▸ TASK DATA
* BEGIN *
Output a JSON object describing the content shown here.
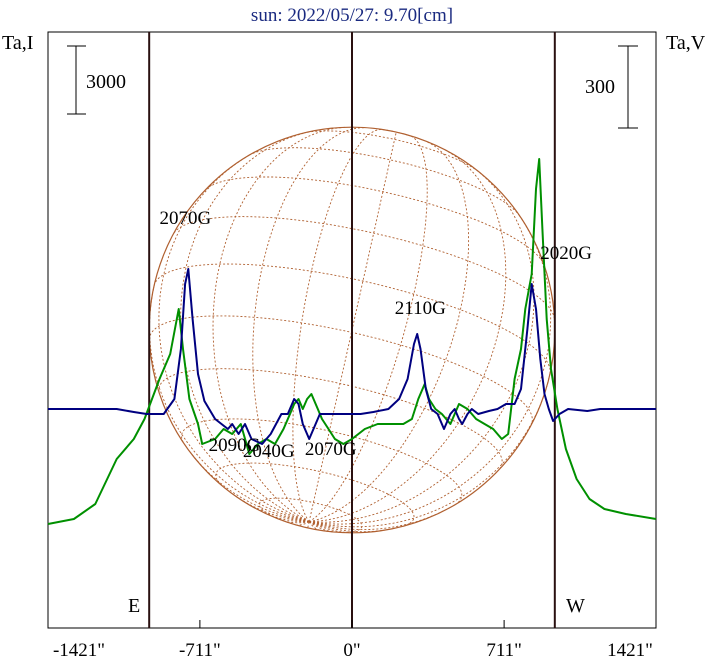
{
  "chart_data": {
    "type": "line",
    "title": "sun: 2022/05/27: 9.70[cm]",
    "left_axis_label": "Ta,I",
    "right_axis_label": "Ta,V",
    "left_scale_label": "3000",
    "right_scale_label": "300",
    "x_ticks": [
      {
        "value": -1421,
        "label": "-1421\""
      },
      {
        "value": -711,
        "label": "-711\""
      },
      {
        "value": 0,
        "label": "0\""
      },
      {
        "value": 711,
        "label": "711\""
      },
      {
        "value": 1421,
        "label": "1421\""
      }
    ],
    "xlim": [
      -1421,
      1421
    ],
    "limb_markers": [
      {
        "x": -948,
        "label": "E"
      },
      {
        "x": 948,
        "label": "W"
      }
    ],
    "center_line_x": 0,
    "solar_disk": {
      "radius_arcsec": 948,
      "color": "#b06030"
    },
    "series": [
      {
        "color": "#000080",
        "values_y_relative": "low = larger",
        "points": [
          [
            -1421,
            0.0
          ],
          [
            -1100,
            0.0
          ],
          [
            -1020,
            -0.03
          ],
          [
            -960,
            -0.05
          ],
          [
            -880,
            -0.05
          ],
          [
            -830,
            0.1
          ],
          [
            -800,
            0.6
          ],
          [
            -780,
            1.25
          ],
          [
            -765,
            1.4
          ],
          [
            -745,
            0.9
          ],
          [
            -720,
            0.35
          ],
          [
            -690,
            0.08
          ],
          [
            -640,
            -0.1
          ],
          [
            -580,
            -0.2
          ],
          [
            -560,
            -0.15
          ],
          [
            -530,
            -0.25
          ],
          [
            -500,
            -0.15
          ],
          [
            -470,
            -0.3
          ],
          [
            -420,
            -0.35
          ],
          [
            -380,
            -0.25
          ],
          [
            -330,
            -0.05
          ],
          [
            -300,
            -0.05
          ],
          [
            -270,
            0.1
          ],
          [
            -250,
            0.05
          ],
          [
            -230,
            -0.15
          ],
          [
            -200,
            -0.3
          ],
          [
            -150,
            -0.05
          ],
          [
            -80,
            -0.05
          ],
          [
            -30,
            -0.05
          ],
          [
            40,
            -0.05
          ],
          [
            100,
            -0.03
          ],
          [
            170,
            0.0
          ],
          [
            220,
            0.1
          ],
          [
            260,
            0.3
          ],
          [
            290,
            0.65
          ],
          [
            305,
            0.75
          ],
          [
            320,
            0.6
          ],
          [
            345,
            0.2
          ],
          [
            370,
            0.0
          ],
          [
            400,
            -0.05
          ],
          [
            430,
            -0.2
          ],
          [
            460,
            -0.05
          ],
          [
            480,
            0.0
          ],
          [
            500,
            -0.1
          ],
          [
            515,
            -0.15
          ],
          [
            540,
            -0.05
          ],
          [
            560,
            0.0
          ],
          [
            590,
            -0.05
          ],
          [
            640,
            -0.02
          ],
          [
            680,
            0.0
          ],
          [
            720,
            0.05
          ],
          [
            760,
            0.05
          ],
          [
            790,
            0.2
          ],
          [
            820,
            0.8
          ],
          [
            840,
            1.25
          ],
          [
            860,
            1.0
          ],
          [
            880,
            0.5
          ],
          [
            900,
            0.15
          ],
          [
            920,
            0.0
          ],
          [
            940,
            -0.12
          ],
          [
            970,
            -0.05
          ],
          [
            1010,
            0.0
          ],
          [
            1100,
            -0.02
          ],
          [
            1160,
            0.0
          ],
          [
            1421,
            0.0
          ]
        ]
      },
      {
        "color": "#009000",
        "points": [
          [
            -1421,
            -1.15
          ],
          [
            -1300,
            -1.1
          ],
          [
            -1200,
            -0.95
          ],
          [
            -1100,
            -0.5
          ],
          [
            -1020,
            -0.3
          ],
          [
            -970,
            -0.1
          ],
          [
            -900,
            0.3
          ],
          [
            -850,
            0.55
          ],
          [
            -810,
            1.0
          ],
          [
            -790,
            0.6
          ],
          [
            -760,
            0.1
          ],
          [
            -720,
            -0.15
          ],
          [
            -700,
            -0.35
          ],
          [
            -640,
            -0.3
          ],
          [
            -600,
            -0.2
          ],
          [
            -560,
            -0.25
          ],
          [
            -520,
            -0.15
          ],
          [
            -480,
            -0.45
          ],
          [
            -440,
            -0.35
          ],
          [
            -400,
            -0.3
          ],
          [
            -360,
            -0.35
          ],
          [
            -320,
            -0.2
          ],
          [
            -290,
            -0.05
          ],
          [
            -270,
            0.05
          ],
          [
            -250,
            0.1
          ],
          [
            -230,
            0.0
          ],
          [
            -210,
            0.1
          ],
          [
            -190,
            0.15
          ],
          [
            -160,
            0.0
          ],
          [
            -140,
            -0.1
          ],
          [
            -110,
            -0.2
          ],
          [
            -80,
            -0.3
          ],
          [
            -40,
            -0.35
          ],
          [
            0,
            -0.3
          ],
          [
            60,
            -0.2
          ],
          [
            120,
            -0.15
          ],
          [
            180,
            -0.15
          ],
          [
            240,
            -0.15
          ],
          [
            280,
            -0.1
          ],
          [
            310,
            0.1
          ],
          [
            340,
            0.25
          ],
          [
            360,
            0.1
          ],
          [
            390,
            0.0
          ],
          [
            420,
            -0.05
          ],
          [
            460,
            -0.15
          ],
          [
            500,
            0.05
          ],
          [
            540,
            0.0
          ],
          [
            580,
            -0.1
          ],
          [
            620,
            -0.15
          ],
          [
            660,
            -0.2
          ],
          [
            700,
            -0.3
          ],
          [
            730,
            -0.25
          ],
          [
            760,
            0.3
          ],
          [
            790,
            0.6
          ],
          [
            810,
            1.0
          ],
          [
            840,
            1.35
          ],
          [
            860,
            2.2
          ],
          [
            875,
            2.5
          ],
          [
            890,
            1.8
          ],
          [
            910,
            0.9
          ],
          [
            930,
            0.4
          ],
          [
            960,
            0.0
          ],
          [
            1000,
            -0.4
          ],
          [
            1050,
            -0.7
          ],
          [
            1110,
            -0.9
          ],
          [
            1180,
            -1.0
          ],
          [
            1280,
            -1.05
          ],
          [
            1421,
            -1.1
          ]
        ]
      }
    ],
    "annotations": [
      {
        "text": "2070G",
        "x": -900,
        "y": 1.85
      },
      {
        "text": "2020G",
        "x": 880,
        "y": 1.5
      },
      {
        "text": "2110G",
        "x": 200,
        "y": 0.95
      },
      {
        "text": "2090G",
        "x": -670,
        "y": -0.42
      },
      {
        "text": "2040G",
        "x": -510,
        "y": -0.48
      },
      {
        "text": "2070G",
        "x": -220,
        "y": -0.46
      }
    ]
  }
}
* END *
▸ WHAT IS BEING ASKED
Without the pictures, write out every entry precisely as it appears.

▸ OUTPUT OF THE EXERCISE
Output a JSON object describing the content shown here.
{
  "chart_data": {
    "type": "line",
    "title": "sun: 2022/05/27: 9.70[cm]",
    "left_axis_label": "Ta,I",
    "right_axis_label": "Ta,V",
    "left_scale_label": "3000",
    "right_scale_label": "300",
    "x_ticks": [
      {
        "value": -1421,
        "label": "-1421\""
      },
      {
        "value": -711,
        "label": "-711\""
      },
      {
        "value": 0,
        "label": "0\""
      },
      {
        "value": 711,
        "label": "711\""
      },
      {
        "value": 1421,
        "label": "1421\""
      }
    ],
    "xlim": [
      -1421,
      1421
    ],
    "limb_markers": [
      {
        "x": -948,
        "label": "E"
      },
      {
        "x": 948,
        "label": "W"
      }
    ],
    "center_line_x": 0,
    "solar_disk": {
      "radius_arcsec": 948,
      "color": "#b06030"
    },
    "series": [
      {
        "color": "#000080",
        "values_y_relative": "low = larger",
        "points": [
          [
            -1421,
            0.0
          ],
          [
            -1100,
            0.0
          ],
          [
            -1020,
            -0.03
          ],
          [
            -960,
            -0.05
          ],
          [
            -880,
            -0.05
          ],
          [
            -830,
            0.1
          ],
          [
            -800,
            0.6
          ],
          [
            -780,
            1.25
          ],
          [
            -765,
            1.4
          ],
          [
            -745,
            0.9
          ],
          [
            -720,
            0.35
          ],
          [
            -690,
            0.08
          ],
          [
            -640,
            -0.1
          ],
          [
            -580,
            -0.2
          ],
          [
            -560,
            -0.15
          ],
          [
            -530,
            -0.25
          ],
          [
            -500,
            -0.15
          ],
          [
            -470,
            -0.3
          ],
          [
            -420,
            -0.35
          ],
          [
            -380,
            -0.25
          ],
          [
            -330,
            -0.05
          ],
          [
            -300,
            -0.05
          ],
          [
            -270,
            0.1
          ],
          [
            -250,
            0.05
          ],
          [
            -230,
            -0.15
          ],
          [
            -200,
            -0.3
          ],
          [
            -150,
            -0.05
          ],
          [
            -80,
            -0.05
          ],
          [
            -30,
            -0.05
          ],
          [
            40,
            -0.05
          ],
          [
            100,
            -0.03
          ],
          [
            170,
            0.0
          ],
          [
            220,
            0.1
          ],
          [
            260,
            0.3
          ],
          [
            290,
            0.65
          ],
          [
            305,
            0.75
          ],
          [
            320,
            0.6
          ],
          [
            345,
            0.2
          ],
          [
            370,
            0.0
          ],
          [
            400,
            -0.05
          ],
          [
            430,
            -0.2
          ],
          [
            460,
            -0.05
          ],
          [
            480,
            0.0
          ],
          [
            500,
            -0.1
          ],
          [
            515,
            -0.15
          ],
          [
            540,
            -0.05
          ],
          [
            560,
            0.0
          ],
          [
            590,
            -0.05
          ],
          [
            640,
            -0.02
          ],
          [
            680,
            0.0
          ],
          [
            720,
            0.05
          ],
          [
            760,
            0.05
          ],
          [
            790,
            0.2
          ],
          [
            820,
            0.8
          ],
          [
            840,
            1.25
          ],
          [
            860,
            1.0
          ],
          [
            880,
            0.5
          ],
          [
            900,
            0.15
          ],
          [
            920,
            0.0
          ],
          [
            940,
            -0.12
          ],
          [
            970,
            -0.05
          ],
          [
            1010,
            0.0
          ],
          [
            1100,
            -0.02
          ],
          [
            1160,
            0.0
          ],
          [
            1421,
            0.0
          ]
        ]
      },
      {
        "color": "#009000",
        "points": [
          [
            -1421,
            -1.15
          ],
          [
            -1300,
            -1.1
          ],
          [
            -1200,
            -0.95
          ],
          [
            -1100,
            -0.5
          ],
          [
            -1020,
            -0.3
          ],
          [
            -970,
            -0.1
          ],
          [
            -900,
            0.3
          ],
          [
            -850,
            0.55
          ],
          [
            -810,
            1.0
          ],
          [
            -790,
            0.6
          ],
          [
            -760,
            0.1
          ],
          [
            -720,
            -0.15
          ],
          [
            -700,
            -0.35
          ],
          [
            -640,
            -0.3
          ],
          [
            -600,
            -0.2
          ],
          [
            -560,
            -0.25
          ],
          [
            -520,
            -0.15
          ],
          [
            -480,
            -0.45
          ],
          [
            -440,
            -0.35
          ],
          [
            -400,
            -0.3
          ],
          [
            -360,
            -0.35
          ],
          [
            -320,
            -0.2
          ],
          [
            -290,
            -0.05
          ],
          [
            -270,
            0.05
          ],
          [
            -250,
            0.1
          ],
          [
            -230,
            0.0
          ],
          [
            -210,
            0.1
          ],
          [
            -190,
            0.15
          ],
          [
            -160,
            0.0
          ],
          [
            -140,
            -0.1
          ],
          [
            -110,
            -0.2
          ],
          [
            -80,
            -0.3
          ],
          [
            -40,
            -0.35
          ],
          [
            0,
            -0.3
          ],
          [
            60,
            -0.2
          ],
          [
            120,
            -0.15
          ],
          [
            180,
            -0.15
          ],
          [
            240,
            -0.15
          ],
          [
            280,
            -0.1
          ],
          [
            310,
            0.1
          ],
          [
            340,
            0.25
          ],
          [
            360,
            0.1
          ],
          [
            390,
            0.0
          ],
          [
            420,
            -0.05
          ],
          [
            460,
            -0.15
          ],
          [
            500,
            0.05
          ],
          [
            540,
            0.0
          ],
          [
            580,
            -0.1
          ],
          [
            620,
            -0.15
          ],
          [
            660,
            -0.2
          ],
          [
            700,
            -0.3
          ],
          [
            730,
            -0.25
          ],
          [
            760,
            0.3
          ],
          [
            790,
            0.6
          ],
          [
            810,
            1.0
          ],
          [
            840,
            1.35
          ],
          [
            860,
            2.2
          ],
          [
            875,
            2.5
          ],
          [
            890,
            1.8
          ],
          [
            910,
            0.9
          ],
          [
            930,
            0.4
          ],
          [
            960,
            0.0
          ],
          [
            1000,
            -0.4
          ],
          [
            1050,
            -0.7
          ],
          [
            1110,
            -0.9
          ],
          [
            1180,
            -1.0
          ],
          [
            1280,
            -1.05
          ],
          [
            1421,
            -1.1
          ]
        ]
      }
    ],
    "annotations": [
      {
        "text": "2070G",
        "x": -900,
        "y": 1.85
      },
      {
        "text": "2020G",
        "x": 880,
        "y": 1.5
      },
      {
        "text": "2110G",
        "x": 200,
        "y": 0.95
      },
      {
        "text": "2090G",
        "x": -670,
        "y": -0.42
      },
      {
        "text": "2040G",
        "x": -510,
        "y": -0.48
      },
      {
        "text": "2070G",
        "x": -220,
        "y": -0.46
      }
    ]
  }
}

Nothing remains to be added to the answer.